[Source data]
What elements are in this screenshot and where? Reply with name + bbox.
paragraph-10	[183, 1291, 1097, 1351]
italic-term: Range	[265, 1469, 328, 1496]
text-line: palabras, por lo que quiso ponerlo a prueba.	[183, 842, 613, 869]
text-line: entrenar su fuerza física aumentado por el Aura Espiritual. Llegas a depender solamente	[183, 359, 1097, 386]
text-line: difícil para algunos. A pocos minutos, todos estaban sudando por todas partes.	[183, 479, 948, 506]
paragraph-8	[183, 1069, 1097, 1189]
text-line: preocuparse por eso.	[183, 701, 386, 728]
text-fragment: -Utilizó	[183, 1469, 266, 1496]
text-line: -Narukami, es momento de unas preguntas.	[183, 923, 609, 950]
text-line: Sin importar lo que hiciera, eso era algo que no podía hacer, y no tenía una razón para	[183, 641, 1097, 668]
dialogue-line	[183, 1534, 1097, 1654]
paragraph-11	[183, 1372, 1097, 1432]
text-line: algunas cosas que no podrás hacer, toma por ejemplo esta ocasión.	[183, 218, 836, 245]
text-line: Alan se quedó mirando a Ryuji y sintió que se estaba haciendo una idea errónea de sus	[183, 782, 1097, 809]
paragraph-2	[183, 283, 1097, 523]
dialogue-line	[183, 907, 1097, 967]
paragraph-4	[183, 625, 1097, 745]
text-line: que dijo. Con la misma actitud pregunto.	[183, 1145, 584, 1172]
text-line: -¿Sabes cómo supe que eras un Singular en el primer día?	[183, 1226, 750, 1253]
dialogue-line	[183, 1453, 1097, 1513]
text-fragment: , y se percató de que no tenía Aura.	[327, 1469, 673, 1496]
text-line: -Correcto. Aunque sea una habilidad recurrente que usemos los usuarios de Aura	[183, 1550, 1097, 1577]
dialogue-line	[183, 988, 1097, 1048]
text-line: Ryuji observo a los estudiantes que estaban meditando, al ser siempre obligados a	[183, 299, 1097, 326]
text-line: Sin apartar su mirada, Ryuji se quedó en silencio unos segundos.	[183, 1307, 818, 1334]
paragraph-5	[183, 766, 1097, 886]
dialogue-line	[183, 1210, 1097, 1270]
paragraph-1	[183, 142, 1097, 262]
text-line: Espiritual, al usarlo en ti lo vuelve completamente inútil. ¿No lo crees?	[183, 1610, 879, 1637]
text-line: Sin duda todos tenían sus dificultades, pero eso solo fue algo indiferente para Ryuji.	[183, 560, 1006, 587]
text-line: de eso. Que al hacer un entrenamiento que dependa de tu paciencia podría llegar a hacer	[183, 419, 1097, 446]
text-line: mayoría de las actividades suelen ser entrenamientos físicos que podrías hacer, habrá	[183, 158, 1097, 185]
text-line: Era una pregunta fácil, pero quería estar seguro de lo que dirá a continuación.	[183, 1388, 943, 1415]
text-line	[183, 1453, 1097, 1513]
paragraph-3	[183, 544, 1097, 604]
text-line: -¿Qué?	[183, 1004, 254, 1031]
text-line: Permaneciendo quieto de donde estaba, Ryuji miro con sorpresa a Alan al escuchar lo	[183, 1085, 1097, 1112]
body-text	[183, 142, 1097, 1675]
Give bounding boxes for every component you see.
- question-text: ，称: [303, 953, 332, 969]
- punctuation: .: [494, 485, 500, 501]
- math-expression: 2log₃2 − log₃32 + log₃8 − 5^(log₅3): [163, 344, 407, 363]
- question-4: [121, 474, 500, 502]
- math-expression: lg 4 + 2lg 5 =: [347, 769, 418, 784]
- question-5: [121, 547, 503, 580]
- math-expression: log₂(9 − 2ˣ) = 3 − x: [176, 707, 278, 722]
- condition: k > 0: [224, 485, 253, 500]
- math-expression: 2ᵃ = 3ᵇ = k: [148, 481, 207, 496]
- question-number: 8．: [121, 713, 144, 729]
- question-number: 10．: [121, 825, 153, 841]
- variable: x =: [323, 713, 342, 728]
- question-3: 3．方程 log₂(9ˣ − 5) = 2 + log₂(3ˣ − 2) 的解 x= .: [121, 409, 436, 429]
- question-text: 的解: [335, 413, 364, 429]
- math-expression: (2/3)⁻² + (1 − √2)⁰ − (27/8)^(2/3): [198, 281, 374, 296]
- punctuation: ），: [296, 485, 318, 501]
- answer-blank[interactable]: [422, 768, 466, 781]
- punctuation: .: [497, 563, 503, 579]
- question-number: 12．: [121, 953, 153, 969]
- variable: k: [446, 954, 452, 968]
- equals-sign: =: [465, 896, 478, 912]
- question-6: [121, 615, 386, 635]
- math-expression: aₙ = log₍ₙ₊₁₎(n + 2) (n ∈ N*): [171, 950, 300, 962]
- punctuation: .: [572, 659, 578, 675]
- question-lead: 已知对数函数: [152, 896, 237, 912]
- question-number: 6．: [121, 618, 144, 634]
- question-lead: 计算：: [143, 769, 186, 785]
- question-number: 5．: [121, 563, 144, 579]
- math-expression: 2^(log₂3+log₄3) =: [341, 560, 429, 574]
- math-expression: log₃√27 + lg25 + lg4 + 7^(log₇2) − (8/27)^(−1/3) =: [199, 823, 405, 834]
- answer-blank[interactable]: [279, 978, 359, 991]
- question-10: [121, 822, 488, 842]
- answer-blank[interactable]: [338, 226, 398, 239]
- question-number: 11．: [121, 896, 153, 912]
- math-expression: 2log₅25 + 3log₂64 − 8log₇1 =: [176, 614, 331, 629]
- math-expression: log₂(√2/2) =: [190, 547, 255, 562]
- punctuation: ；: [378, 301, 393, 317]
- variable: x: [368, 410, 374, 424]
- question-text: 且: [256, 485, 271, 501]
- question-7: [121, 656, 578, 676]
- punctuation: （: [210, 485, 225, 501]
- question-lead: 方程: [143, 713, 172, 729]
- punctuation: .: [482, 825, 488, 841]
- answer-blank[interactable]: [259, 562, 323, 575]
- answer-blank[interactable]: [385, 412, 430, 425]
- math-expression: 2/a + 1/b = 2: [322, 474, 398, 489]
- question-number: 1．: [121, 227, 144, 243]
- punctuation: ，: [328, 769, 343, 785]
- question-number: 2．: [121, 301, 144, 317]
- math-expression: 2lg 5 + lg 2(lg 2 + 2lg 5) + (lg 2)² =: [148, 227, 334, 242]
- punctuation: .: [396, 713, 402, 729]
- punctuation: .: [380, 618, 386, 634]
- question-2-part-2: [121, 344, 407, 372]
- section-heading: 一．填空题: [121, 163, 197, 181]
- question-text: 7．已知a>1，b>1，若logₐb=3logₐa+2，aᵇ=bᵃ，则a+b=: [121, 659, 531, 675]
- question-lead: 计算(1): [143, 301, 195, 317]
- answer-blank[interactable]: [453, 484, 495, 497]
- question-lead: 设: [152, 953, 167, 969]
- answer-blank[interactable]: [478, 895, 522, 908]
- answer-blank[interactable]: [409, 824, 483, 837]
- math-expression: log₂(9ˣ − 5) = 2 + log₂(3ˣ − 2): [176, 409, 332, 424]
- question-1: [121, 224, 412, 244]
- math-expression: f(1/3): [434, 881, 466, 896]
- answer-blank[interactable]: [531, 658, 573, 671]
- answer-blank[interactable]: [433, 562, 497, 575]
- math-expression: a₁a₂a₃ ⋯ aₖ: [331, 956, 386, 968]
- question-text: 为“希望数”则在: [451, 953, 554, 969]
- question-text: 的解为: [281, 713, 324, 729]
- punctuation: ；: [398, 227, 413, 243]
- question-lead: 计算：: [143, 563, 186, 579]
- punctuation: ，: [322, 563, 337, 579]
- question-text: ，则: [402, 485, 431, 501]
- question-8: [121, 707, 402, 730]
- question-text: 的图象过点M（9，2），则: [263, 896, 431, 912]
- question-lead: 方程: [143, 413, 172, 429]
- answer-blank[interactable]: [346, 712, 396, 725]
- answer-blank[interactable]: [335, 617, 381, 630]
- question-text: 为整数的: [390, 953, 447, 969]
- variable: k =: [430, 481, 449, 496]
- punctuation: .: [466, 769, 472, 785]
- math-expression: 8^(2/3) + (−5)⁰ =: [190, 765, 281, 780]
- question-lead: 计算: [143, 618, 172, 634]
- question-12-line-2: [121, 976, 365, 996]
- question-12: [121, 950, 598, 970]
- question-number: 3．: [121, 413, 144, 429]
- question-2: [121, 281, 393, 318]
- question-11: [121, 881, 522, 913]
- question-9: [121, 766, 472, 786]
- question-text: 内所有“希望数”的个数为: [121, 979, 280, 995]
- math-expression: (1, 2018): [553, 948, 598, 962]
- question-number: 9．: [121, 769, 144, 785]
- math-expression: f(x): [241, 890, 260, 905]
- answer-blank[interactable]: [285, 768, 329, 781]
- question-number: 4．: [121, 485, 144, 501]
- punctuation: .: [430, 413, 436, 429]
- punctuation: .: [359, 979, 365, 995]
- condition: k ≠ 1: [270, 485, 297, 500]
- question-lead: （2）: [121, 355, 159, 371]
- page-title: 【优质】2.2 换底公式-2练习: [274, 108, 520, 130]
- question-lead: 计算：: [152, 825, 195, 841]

[Written exercise] Show every line of the records that contains the word "fragment", counting a match only when upper and lower case agree.

[Final result]
text-fragment: -Utilizó	[183, 1469, 266, 1496]
text-fragment: , y se percató de que no tenía Aura.	[327, 1469, 673, 1496]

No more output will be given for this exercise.